*YOUR INSTRUCTIONS:*
Your task is to copy every line of this material exactly.

*INFORMATION PROVIDED:*

-- Start --

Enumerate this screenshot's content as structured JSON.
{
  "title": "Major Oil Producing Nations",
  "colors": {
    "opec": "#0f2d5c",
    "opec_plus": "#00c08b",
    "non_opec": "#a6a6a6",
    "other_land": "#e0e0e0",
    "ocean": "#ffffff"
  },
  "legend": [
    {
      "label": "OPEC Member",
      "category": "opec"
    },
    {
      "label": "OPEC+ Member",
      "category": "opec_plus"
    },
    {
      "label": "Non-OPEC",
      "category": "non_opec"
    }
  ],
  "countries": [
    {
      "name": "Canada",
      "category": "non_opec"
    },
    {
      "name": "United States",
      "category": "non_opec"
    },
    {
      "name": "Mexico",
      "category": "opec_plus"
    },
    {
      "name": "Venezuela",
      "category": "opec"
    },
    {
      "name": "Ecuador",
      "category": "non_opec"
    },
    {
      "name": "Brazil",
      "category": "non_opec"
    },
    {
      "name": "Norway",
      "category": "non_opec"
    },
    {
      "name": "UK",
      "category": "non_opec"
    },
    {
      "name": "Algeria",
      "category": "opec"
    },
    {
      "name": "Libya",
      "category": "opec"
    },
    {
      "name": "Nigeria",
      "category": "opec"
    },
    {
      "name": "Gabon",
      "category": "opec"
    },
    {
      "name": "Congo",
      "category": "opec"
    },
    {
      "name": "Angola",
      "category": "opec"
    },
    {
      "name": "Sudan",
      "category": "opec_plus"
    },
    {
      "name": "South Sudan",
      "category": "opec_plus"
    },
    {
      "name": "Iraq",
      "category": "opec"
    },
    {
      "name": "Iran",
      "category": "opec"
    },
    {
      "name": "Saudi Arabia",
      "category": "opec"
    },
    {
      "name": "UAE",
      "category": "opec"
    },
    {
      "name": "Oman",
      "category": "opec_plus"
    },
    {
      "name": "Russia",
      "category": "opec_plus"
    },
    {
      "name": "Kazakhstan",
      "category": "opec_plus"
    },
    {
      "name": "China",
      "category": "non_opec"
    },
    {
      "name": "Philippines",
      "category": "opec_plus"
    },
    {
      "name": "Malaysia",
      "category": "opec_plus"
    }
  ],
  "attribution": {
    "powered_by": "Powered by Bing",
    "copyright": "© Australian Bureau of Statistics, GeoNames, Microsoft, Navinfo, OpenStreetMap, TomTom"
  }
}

-- End --

*THE ANSWER:*
Enumerate this screenshot's content as structured JSON.
{
  "title": "Major Oil Producing Nations",
  "colors": {
    "opec": "#0f2d5c",
    "opec_plus": "#00c08b",
    "non_opec": "#a6a6a6",
    "other_land": "#e0e0e0",
    "ocean": "#ffffff"
  },
  "legend": [
    {
      "label": "OPEC Member",
      "category": "opec"
    },
    {
      "label": "OPEC+ Member",
      "category": "opec_plus"
    },
    {
      "label": "Non-OPEC",
      "category": "non_opec"
    }
  ],
  "countries": [
    {
      "name": "Canada",
      "category": "non_opec"
    },
    {
      "name": "United States",
      "category": "non_opec"
    },
    {
      "name": "Mexico",
      "category": "opec_plus"
    },
    {
      "name": "Venezuela",
      "category": "opec"
    },
    {
      "name": "Ecuador",
      "category": "non_opec"
    },
    {
      "name": "Brazil",
      "category": "non_opec"
    },
    {
      "name": "Norway",
      "category": "non_opec"
    },
    {
      "name": "UK",
      "category": "non_opec"
    },
    {
      "name": "Algeria",
      "category": "opec"
    },
    {
      "name": "Libya",
      "category": "opec"
    },
    {
      "name": "Nigeria",
      "category": "opec"
    },
    {
      "name": "Gabon",
      "category": "opec"
    },
    {
      "name": "Congo",
      "category": "opec"
    },
    {
      "name": "Angola",
      "category": "opec"
    },
    {
      "name": "Sudan",
      "category": "opec_plus"
    },
    {
      "name": "South Sudan",
      "category": "opec_plus"
    },
    {
      "name": "Iraq",
      "category": "opec"
    },
    {
      "name": "Iran",
      "category": "opec"
    },
    {
      "name": "Saudi Arabia",
      "category": "opec"
    },
    {
      "name": "UAE",
      "category": "opec"
    },
    {
      "name": "Oman",
      "category": "opec_plus"
    },
    {
      "name": "Russia",
      "category": "opec_plus"
    },
    {
      "name": "Kazakhstan",
      "category": "opec_plus"
    },
    {
      "name": "China",
      "category": "non_opec"
    },
    {
      "name": "Philippines",
      "category": "opec_plus"
    },
    {
      "name": "Malaysia",
      "category": "opec_plus"
    }
  ],
  "attribution": {
    "powered_by": "Powered by Bing",
    "copyright": "© Australian Bureau of Statistics, GeoNames, Microsoft, Navinfo, OpenStreetMap, TomTom"
  }
}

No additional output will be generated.